> [The problem]:
Your task is to copy every line of the entries that contains "color".

> [Listed records]:
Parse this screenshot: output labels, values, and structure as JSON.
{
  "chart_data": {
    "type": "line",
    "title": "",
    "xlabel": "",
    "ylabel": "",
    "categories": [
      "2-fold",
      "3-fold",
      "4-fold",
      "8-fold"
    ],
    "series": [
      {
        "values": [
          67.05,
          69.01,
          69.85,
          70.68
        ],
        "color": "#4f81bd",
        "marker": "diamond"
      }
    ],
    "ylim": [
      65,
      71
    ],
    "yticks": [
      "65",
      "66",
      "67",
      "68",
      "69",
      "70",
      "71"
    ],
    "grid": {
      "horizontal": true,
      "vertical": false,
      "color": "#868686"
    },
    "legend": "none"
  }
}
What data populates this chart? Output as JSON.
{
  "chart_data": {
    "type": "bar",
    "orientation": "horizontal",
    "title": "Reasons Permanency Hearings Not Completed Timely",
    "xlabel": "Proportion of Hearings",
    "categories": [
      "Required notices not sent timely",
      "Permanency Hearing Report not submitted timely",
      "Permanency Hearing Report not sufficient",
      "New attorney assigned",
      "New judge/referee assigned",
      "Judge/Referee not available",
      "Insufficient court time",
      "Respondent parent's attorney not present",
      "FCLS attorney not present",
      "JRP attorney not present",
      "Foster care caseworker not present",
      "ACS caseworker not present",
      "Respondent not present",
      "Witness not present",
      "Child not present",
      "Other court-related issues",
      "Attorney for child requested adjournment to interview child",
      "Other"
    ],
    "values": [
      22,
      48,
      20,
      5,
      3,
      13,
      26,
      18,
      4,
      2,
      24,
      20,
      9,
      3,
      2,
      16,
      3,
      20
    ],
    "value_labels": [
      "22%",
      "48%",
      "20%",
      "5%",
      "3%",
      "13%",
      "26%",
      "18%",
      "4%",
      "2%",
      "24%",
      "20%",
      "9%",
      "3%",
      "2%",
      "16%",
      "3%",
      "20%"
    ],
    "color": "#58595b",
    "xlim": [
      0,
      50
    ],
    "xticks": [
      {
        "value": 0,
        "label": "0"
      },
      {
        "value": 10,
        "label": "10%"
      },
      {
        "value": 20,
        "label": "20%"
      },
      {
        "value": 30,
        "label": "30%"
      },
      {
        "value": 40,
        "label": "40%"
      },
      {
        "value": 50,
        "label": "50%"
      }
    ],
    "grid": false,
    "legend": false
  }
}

> [Full response]:
        "color": "#4f81bd",
      "color": "#868686"
    "color": "#58595b",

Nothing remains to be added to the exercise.